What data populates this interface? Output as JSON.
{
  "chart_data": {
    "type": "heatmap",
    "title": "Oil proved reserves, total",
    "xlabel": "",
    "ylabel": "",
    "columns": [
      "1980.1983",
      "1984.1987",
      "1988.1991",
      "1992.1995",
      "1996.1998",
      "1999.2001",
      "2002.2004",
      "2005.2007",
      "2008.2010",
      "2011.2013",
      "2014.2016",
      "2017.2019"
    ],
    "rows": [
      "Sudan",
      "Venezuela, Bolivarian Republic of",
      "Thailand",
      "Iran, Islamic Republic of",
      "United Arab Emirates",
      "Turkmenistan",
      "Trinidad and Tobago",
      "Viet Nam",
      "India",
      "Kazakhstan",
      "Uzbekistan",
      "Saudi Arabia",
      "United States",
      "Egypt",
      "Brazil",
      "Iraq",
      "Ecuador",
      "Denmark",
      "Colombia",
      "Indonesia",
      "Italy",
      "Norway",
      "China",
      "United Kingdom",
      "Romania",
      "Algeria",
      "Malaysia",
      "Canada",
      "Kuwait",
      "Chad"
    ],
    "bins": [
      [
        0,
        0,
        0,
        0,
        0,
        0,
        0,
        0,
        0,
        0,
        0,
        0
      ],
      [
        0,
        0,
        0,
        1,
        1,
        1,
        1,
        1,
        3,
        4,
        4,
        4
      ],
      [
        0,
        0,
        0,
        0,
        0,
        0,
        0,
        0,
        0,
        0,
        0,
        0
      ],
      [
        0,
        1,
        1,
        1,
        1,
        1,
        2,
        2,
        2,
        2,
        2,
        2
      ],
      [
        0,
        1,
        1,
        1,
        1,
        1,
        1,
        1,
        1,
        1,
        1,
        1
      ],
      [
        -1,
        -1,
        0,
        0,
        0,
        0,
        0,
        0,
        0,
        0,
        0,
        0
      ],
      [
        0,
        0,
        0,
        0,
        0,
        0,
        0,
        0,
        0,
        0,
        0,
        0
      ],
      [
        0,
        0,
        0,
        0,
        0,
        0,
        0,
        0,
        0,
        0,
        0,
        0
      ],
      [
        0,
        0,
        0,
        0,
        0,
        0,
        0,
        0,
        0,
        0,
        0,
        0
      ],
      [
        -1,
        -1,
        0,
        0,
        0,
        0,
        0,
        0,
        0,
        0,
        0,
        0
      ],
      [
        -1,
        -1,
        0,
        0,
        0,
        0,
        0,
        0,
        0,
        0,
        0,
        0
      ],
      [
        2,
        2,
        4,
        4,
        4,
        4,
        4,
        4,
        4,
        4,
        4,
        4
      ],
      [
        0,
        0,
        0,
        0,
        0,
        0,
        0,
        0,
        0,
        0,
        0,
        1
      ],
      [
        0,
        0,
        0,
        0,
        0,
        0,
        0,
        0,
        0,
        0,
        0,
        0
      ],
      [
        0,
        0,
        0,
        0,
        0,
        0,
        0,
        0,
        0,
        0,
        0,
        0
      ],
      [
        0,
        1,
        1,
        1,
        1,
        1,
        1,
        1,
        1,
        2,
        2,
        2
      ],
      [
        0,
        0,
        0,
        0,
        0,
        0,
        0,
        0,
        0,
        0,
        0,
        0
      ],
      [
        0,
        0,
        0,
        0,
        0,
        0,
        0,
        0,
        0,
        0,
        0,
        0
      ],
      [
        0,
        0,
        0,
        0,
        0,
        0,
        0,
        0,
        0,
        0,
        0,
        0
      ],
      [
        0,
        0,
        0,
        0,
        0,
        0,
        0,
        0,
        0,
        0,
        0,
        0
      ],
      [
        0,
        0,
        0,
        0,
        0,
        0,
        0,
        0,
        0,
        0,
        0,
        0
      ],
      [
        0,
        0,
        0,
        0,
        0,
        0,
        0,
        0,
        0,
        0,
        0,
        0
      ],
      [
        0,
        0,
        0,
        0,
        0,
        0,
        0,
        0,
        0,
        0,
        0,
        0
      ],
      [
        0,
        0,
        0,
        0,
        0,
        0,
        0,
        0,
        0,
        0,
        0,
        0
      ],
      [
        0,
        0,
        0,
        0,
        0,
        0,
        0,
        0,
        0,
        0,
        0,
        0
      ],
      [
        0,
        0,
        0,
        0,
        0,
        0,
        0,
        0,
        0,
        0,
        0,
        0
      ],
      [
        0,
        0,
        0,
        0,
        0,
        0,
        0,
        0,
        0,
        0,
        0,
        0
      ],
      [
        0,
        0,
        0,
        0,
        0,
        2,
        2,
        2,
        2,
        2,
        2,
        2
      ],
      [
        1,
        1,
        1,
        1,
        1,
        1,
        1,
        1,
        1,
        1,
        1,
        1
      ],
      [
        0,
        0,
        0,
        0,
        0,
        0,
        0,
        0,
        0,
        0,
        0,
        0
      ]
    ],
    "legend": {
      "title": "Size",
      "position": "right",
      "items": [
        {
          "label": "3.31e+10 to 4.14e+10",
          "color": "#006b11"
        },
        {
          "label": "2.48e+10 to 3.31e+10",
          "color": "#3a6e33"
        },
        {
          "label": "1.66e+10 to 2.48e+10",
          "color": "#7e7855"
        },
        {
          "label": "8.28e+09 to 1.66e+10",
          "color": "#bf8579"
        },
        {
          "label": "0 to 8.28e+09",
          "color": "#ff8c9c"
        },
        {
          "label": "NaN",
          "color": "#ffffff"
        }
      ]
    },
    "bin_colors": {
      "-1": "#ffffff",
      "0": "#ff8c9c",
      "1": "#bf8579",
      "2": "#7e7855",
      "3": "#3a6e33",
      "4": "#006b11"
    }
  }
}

◇ ◇ ◇ ◇

### WHAT IS EXPECTED
Quote each line of the data above exactly as written.

### RESPONSE TO THIS EXERCISE
What data populates this interface? Output as JSON.
{
  "chart_data": {
    "type": "heatmap",
    "title": "Oil proved reserves, total",
    "xlabel": "",
    "ylabel": "",
    "columns": [
      "1980.1983",
      "1984.1987",
      "1988.1991",
      "1992.1995",
      "1996.1998",
      "1999.2001",
      "2002.2004",
      "2005.2007",
      "2008.2010",
      "2011.2013",
      "2014.2016",
      "2017.2019"
    ],
    "rows": [
      "Sudan",
      "Venezuela, Bolivarian Republic of",
      "Thailand",
      "Iran, Islamic Republic of",
      "United Arab Emirates",
      "Turkmenistan",
      "Trinidad and Tobago",
      "Viet Nam",
      "India",
      "Kazakhstan",
      "Uzbekistan",
      "Saudi Arabia",
      "United States",
      "Egypt",
      "Brazil",
      "Iraq",
      "Ecuador",
      "Denmark",
      "Colombia",
      "Indonesia",
      "Italy",
      "Norway",
      "China",
      "United Kingdom",
      "Romania",
      "Algeria",
      "Malaysia",
      "Canada",
      "Kuwait",
      "Chad"
    ],
    "bins": [
      [
        0,
        0,
        0,
        0,
        0,
        0,
        0,
        0,
        0,
        0,
        0,
        0
      ],
      [
        0,
        0,
        0,
        1,
        1,
        1,
        1,
        1,
        3,
        4,
        4,
        4
      ],
      [
        0,
        0,
        0,
        0,
        0,
        0,
        0,
        0,
        0,
        0,
        0,
        0
      ],
      [
        0,
        1,
        1,
        1,
        1,
        1,
        2,
        2,
        2,
        2,
        2,
        2
      ],
      [
        0,
        1,
        1,
        1,
        1,
        1,
        1,
        1,
        1,
        1,
        1,
        1
      ],
      [
        -1,
        -1,
        0,
        0,
        0,
        0,
        0,
        0,
        0,
        0,
        0,
        0
      ],
      [
        0,
        0,
        0,
        0,
        0,
        0,
        0,
        0,
        0,
        0,
        0,
        0
      ],
      [
        0,
        0,
        0,
        0,
        0,
        0,
        0,
        0,
        0,
        0,
        0,
        0
      ],
      [
        0,
        0,
        0,
        0,
        0,
        0,
        0,
        0,
        0,
        0,
        0,
        0
      ],
      [
        -1,
        -1,
        0,
        0,
        0,
        0,
        0,
        0,
        0,
        0,
        0,
        0
      ],
      [
        -1,
        -1,
        0,
        0,
        0,
        0,
        0,
        0,
        0,
        0,
        0,
        0
      ],
      [
        2,
        2,
        4,
        4,
        4,
        4,
        4,
        4,
        4,
        4,
        4,
        4
      ],
      [
        0,
        0,
        0,
        0,
        0,
        0,
        0,
        0,
        0,
        0,
        0,
        1
      ],
      [
        0,
        0,
        0,
        0,
        0,
        0,
        0,
        0,
        0,
        0,
        0,
        0
      ],
      [
        0,
        0,
        0,
        0,
        0,
        0,
        0,
        0,
        0,
        0,
        0,
        0
      ],
      [
        0,
        1,
        1,
        1,
        1,
        1,
        1,
        1,
        1,
        2,
        2,
        2
      ],
      [
        0,
        0,
        0,
        0,
        0,
        0,
        0,
        0,
        0,
        0,
        0,
        0
      ],
      [
        0,
        0,
        0,
        0,
        0,
        0,
        0,
        0,
        0,
        0,
        0,
        0
      ],
      [
        0,
        0,
        0,
        0,
        0,
        0,
        0,
        0,
        0,
        0,
        0,
        0
      ],
      [
        0,
        0,
        0,
        0,
        0,
        0,
        0,
        0,
        0,
        0,
        0,
        0
      ],
      [
        0,
        0,
        0,
        0,
        0,
        0,
        0,
        0,
        0,
        0,
        0,
        0
      ],
      [
        0,
        0,
        0,
        0,
        0,
        0,
        0,
        0,
        0,
        0,
        0,
        0
      ],
      [
        0,
        0,
        0,
        0,
        0,
        0,
        0,
        0,
        0,
        0,
        0,
        0
      ],
      [
        0,
        0,
        0,
        0,
        0,
        0,
        0,
        0,
        0,
        0,
        0,
        0
      ],
      [
        0,
        0,
        0,
        0,
        0,
        0,
        0,
        0,
        0,
        0,
        0,
        0
      ],
      [
        0,
        0,
        0,
        0,
        0,
        0,
        0,
        0,
        0,
        0,
        0,
        0
      ],
      [
        0,
        0,
        0,
        0,
        0,
        0,
        0,
        0,
        0,
        0,
        0,
        0
      ],
      [
        0,
        0,
        0,
        0,
        0,
        2,
        2,
        2,
        2,
        2,
        2,
        2
      ],
      [
        1,
        1,
        1,
        1,
        1,
        1,
        1,
        1,
        1,
        1,
        1,
        1
      ],
      [
        0,
        0,
        0,
        0,
        0,
        0,
        0,
        0,
        0,
        0,
        0,
        0
      ]
    ],
    "legend": {
      "title": "Size",
      "position": "right",
      "items": [
        {
          "label": "3.31e+10 to 4.14e+10",
          "color": "#006b11"
        },
        {
          "label": "2.48e+10 to 3.31e+10",
          "color": "#3a6e33"
        },
        {
          "label": "1.66e+10 to 2.48e+10",
          "color": "#7e7855"
        },
        {
          "label": "8.28e+09 to 1.66e+10",
          "color": "#bf8579"
        },
        {
          "label": "0 to 8.28e+09",
          "color": "#ff8c9c"
        },
        {
          "label": "NaN",
          "color": "#ffffff"
        }
      ]
    },
    "bin_colors": {
      "-1": "#ffffff",
      "0": "#ff8c9c",
      "1": "#bf8579",
      "2": "#7e7855",
      "3": "#3a6e33",
      "4": "#006b11"
    }
  }
}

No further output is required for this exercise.